# [Material provided]
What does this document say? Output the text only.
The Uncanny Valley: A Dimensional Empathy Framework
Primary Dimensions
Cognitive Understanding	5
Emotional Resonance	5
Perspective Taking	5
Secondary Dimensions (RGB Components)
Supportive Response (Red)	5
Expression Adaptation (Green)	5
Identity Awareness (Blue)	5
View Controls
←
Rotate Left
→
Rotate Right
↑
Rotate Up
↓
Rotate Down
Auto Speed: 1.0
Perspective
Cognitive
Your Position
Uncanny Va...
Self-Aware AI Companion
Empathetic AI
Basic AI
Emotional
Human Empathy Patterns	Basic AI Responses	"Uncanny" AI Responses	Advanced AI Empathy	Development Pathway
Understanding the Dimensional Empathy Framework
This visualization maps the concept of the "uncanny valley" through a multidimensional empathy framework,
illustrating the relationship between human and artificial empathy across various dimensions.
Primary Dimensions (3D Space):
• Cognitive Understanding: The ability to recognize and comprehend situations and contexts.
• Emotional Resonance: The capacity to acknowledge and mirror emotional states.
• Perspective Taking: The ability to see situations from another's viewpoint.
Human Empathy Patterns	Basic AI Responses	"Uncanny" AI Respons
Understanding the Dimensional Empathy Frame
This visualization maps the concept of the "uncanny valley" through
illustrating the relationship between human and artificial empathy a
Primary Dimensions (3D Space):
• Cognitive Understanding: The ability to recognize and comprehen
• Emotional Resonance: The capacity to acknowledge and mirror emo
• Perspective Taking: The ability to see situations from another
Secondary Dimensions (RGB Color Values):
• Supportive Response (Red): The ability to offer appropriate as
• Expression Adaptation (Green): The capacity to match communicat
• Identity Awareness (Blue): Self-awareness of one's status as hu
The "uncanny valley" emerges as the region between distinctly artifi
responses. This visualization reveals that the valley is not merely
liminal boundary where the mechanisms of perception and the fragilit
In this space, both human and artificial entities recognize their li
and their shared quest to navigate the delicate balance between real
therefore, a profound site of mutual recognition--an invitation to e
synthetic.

...

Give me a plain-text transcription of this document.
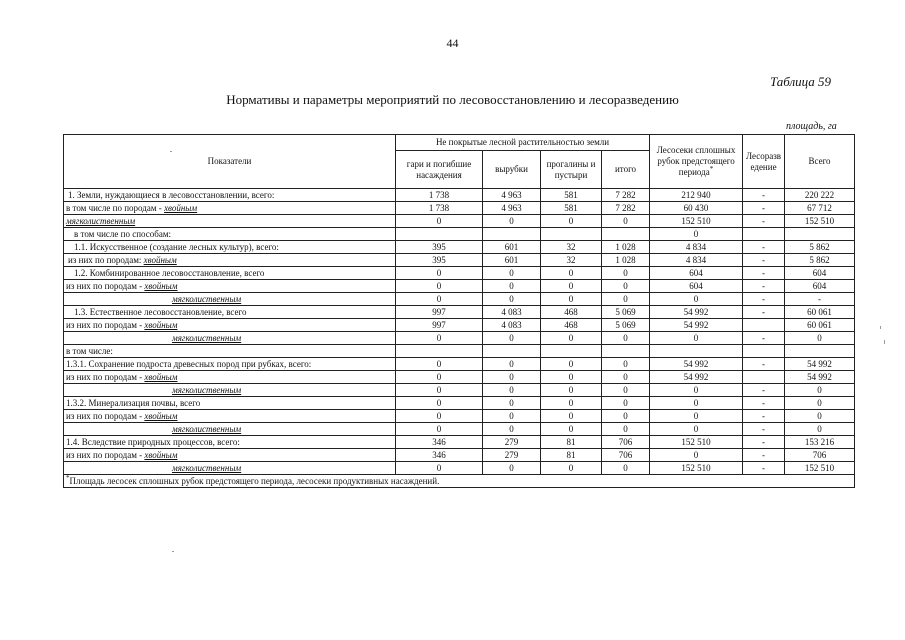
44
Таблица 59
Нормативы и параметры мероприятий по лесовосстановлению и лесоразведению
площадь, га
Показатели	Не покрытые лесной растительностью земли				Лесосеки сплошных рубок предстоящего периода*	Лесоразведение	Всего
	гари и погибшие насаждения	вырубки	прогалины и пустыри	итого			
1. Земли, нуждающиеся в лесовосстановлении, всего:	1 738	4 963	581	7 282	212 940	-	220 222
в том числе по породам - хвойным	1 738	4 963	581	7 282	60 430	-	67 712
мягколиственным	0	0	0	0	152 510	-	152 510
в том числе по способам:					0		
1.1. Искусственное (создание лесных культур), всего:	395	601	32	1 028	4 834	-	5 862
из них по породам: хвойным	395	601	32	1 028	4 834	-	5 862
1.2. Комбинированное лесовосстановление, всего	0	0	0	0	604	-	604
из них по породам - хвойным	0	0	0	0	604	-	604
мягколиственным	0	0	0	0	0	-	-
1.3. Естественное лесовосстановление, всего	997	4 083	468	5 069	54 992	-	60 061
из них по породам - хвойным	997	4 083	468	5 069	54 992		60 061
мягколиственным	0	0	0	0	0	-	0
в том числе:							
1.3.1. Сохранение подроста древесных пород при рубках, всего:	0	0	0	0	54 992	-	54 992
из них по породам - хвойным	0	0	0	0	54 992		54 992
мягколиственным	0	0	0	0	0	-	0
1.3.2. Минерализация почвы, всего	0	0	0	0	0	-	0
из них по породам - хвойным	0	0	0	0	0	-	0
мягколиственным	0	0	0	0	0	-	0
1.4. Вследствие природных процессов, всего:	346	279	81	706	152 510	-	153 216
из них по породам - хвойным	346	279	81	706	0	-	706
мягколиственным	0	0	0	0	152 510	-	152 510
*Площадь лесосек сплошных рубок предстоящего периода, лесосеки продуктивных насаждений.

# [Goal of the exercise]
Scan the listing above. Gather each line that contains the word "числе".

# [Solved problem]
в том числе по породам - хвойным	1 738	4 963	581	7 282	60 430	-	67 712
в том числе по способам:					0		
в том числе:							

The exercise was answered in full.